╭─ RECORDED INFORMATION

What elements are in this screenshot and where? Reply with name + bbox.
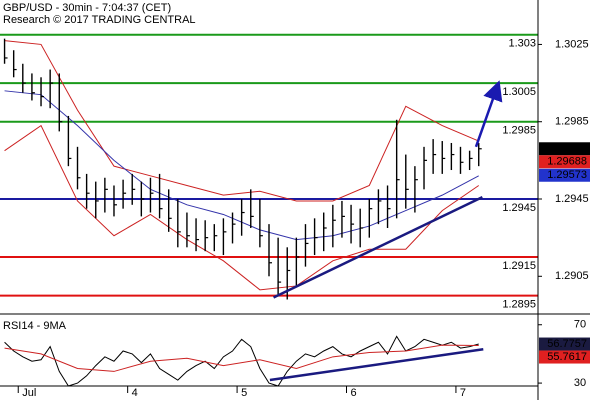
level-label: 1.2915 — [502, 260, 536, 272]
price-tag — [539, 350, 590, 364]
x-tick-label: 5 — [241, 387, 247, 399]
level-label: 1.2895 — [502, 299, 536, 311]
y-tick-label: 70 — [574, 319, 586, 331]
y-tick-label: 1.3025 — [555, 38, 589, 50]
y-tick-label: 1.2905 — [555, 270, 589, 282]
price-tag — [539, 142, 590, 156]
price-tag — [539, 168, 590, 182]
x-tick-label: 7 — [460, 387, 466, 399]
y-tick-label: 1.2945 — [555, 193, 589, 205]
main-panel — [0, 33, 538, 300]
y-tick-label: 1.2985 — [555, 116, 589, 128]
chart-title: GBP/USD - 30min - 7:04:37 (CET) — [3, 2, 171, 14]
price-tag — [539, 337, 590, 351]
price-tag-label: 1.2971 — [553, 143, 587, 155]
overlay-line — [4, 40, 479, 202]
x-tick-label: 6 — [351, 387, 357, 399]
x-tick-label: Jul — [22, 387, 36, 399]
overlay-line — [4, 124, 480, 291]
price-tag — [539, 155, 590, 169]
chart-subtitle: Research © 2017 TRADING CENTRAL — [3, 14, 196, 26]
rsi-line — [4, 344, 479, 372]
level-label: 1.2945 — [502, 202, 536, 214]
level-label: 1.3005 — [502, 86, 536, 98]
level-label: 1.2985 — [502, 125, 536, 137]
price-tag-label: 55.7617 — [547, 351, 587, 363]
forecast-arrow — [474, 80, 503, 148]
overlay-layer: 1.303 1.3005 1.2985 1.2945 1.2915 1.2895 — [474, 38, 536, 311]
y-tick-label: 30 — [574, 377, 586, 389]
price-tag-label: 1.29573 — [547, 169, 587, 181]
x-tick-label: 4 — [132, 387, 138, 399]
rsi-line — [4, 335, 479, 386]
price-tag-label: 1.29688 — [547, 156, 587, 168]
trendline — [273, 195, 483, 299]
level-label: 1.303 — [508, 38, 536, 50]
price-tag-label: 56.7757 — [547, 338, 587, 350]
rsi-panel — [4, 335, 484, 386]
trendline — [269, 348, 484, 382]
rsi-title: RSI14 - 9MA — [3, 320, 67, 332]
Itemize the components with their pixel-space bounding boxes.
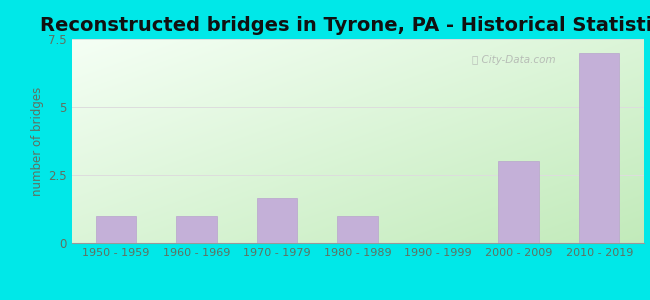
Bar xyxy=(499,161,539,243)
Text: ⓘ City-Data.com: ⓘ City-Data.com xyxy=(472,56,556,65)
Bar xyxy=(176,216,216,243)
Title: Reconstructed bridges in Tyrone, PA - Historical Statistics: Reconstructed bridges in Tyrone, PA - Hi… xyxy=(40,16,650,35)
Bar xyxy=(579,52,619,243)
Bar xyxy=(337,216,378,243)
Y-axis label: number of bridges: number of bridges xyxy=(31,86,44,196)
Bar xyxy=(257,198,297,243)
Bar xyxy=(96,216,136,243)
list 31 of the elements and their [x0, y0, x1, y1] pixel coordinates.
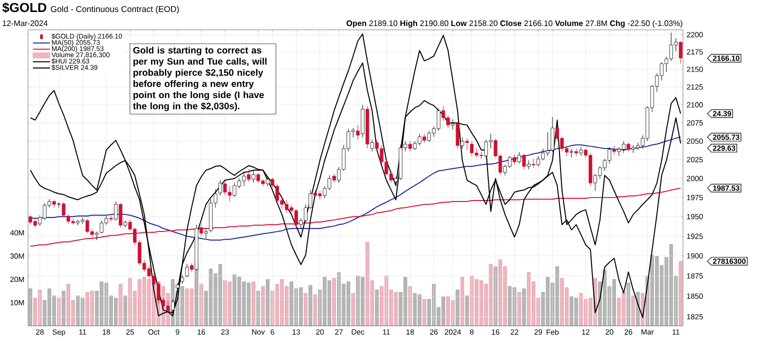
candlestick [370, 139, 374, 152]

╰─

**AIM OF THE TASK**
Return the items above word for word, starting at the very beginning of the items and ending at the line that contains "Itemize the components", with both of those lines included. Leave the pictures out of your answer.

**TASK RESPONSE**
What elements are in this screenshot and where? Reply with name + bbox.
level-label: 1.2915 — [502, 260, 536, 272]
price-tag — [539, 350, 590, 364]
x-tick-label: 5 — [241, 387, 247, 399]
level-label: 1.2895 — [502, 299, 536, 311]
y-tick-label: 70 — [574, 319, 586, 331]
y-tick-label: 1.3025 — [555, 38, 589, 50]
y-tick-label: 1.2905 — [555, 270, 589, 282]
price-tag — [539, 142, 590, 156]
price-tag — [539, 168, 590, 182]
x-tick-label: 7 — [460, 387, 466, 399]
y-tick-label: 1.2945 — [555, 193, 589, 205]
main-panel — [0, 33, 538, 300]
y-tick-label: 1.2985 — [555, 116, 589, 128]
chart-title: GBP/USD - 30min - 7:04:37 (CET) — [3, 2, 171, 14]
price-tag — [539, 337, 590, 351]
price-tag-label: 1.2971 — [553, 143, 587, 155]
overlay-line — [4, 40, 479, 202]
x-tick-label: 6 — [351, 387, 357, 399]
x-tick-label: Jul — [22, 387, 36, 399]
overlay-line — [4, 124, 480, 291]
price-tag — [539, 155, 590, 169]
chart-subtitle: Research © 2017 TRADING CENTRAL — [3, 14, 196, 26]
rsi-line — [4, 344, 479, 372]
level-label: 1.2945 — [502, 202, 536, 214]
level-label: 1.3005 — [502, 86, 536, 98]
level-label: 1.2985 — [502, 125, 536, 137]
price-tag-label: 55.7617 — [547, 351, 587, 363]
forecast-arrow — [474, 80, 503, 148]
overlay-layer: 1.303 1.3005 1.2985 1.2945 1.2915 1.2895 — [474, 38, 536, 311]
y-tick-label: 30 — [574, 377, 586, 389]
price-tag-label: 1.29573 — [547, 169, 587, 181]
x-tick-label: 4 — [132, 387, 138, 399]
rsi-line — [4, 335, 479, 386]
price-tag-label: 1.29688 — [547, 156, 587, 168]
trendline — [273, 195, 483, 299]
level-label: 1.303 — [508, 38, 536, 50]
price-tag-label: 56.7757 — [547, 338, 587, 350]
rsi-panel — [4, 335, 484, 386]
trendline — [269, 348, 484, 382]
rsi-title: RSI14 - 9MA — [3, 320, 67, 332]
Itemize the components with their pixel-space bounding boxes.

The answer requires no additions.